### Given information
::::::
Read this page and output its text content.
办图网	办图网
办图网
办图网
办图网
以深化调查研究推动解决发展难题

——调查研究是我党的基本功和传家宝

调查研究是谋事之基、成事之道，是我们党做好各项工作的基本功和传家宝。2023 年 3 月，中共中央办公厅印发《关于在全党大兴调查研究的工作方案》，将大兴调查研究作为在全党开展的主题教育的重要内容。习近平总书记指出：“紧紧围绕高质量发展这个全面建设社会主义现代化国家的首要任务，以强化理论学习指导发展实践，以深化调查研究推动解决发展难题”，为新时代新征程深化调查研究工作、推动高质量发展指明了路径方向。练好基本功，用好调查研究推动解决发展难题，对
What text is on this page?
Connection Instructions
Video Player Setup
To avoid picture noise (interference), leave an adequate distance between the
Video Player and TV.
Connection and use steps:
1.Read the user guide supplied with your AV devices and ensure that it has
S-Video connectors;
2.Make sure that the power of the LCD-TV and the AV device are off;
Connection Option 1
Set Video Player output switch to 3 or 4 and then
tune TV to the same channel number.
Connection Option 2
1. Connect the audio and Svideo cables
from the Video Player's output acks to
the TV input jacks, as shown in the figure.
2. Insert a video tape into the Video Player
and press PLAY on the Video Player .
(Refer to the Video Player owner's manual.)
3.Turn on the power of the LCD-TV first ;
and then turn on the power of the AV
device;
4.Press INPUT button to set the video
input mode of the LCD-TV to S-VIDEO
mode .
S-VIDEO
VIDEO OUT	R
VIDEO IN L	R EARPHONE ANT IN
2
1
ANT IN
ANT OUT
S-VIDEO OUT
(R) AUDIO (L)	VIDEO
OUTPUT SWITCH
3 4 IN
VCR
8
::::::
Reproduce the data in full, exactly as presented.

### Task response
Read this page and output its text content.
办图网	办图网
办图网
办图网
办图网
以深化调查研究推动解决发展难题

——调查研究是我党的基本功和传家宝

调查研究是谋事之基、成事之道，是我们党做好各项工作的基本功和传家宝。2023 年 3 月，中共中央办公厅印发《关于在全党大兴调查研究的工作方案》，将大兴调查研究作为在全党开展的主题教育的重要内容。习近平总书记指出：“紧紧围绕高质量发展这个全面建设社会主义现代化国家的首要任务，以强化理论学习指导发展实践，以深化调查研究推动解决发展难题”，为新时代新征程深化调查研究工作、推动高质量发展指明了路径方向。练好基本功，用好调查研究推动解决发展难题，对
What text is on this page?
Connection Instructions
Video Player Setup
To avoid picture noise (interference), leave an adequate distance between the
Video Player and TV.
Connection and use steps:
1.Read the user guide supplied with your AV devices and ensure that it has
S-Video connectors;
2.Make sure that the power of the LCD-TV and the AV device are off;
Connection Option 1
Set Video Player output switch to 3 or 4 and then
tune TV to the same channel number.
Connection Option 2
1. Connect the audio and Svideo cables
from the Video Player's output acks to
the TV input jacks, as shown in the figure.
2. Insert a video tape into the Video Player
and press PLAY on the Video Player .
(Refer to the Video Player owner's manual.)
3.Turn on the power of the LCD-TV first ;
and then turn on the power of the AV
device;
4.Press INPUT button to set the video
input mode of the LCD-TV to S-VIDEO
mode .
S-VIDEO
VIDEO OUT	R
VIDEO IN L	R EARPHONE ANT IN
2
1
ANT IN
ANT OUT
S-VIDEO OUT
(R) AUDIO (L)	VIDEO
OUTPUT SWITCH
3 4 IN
VCR
8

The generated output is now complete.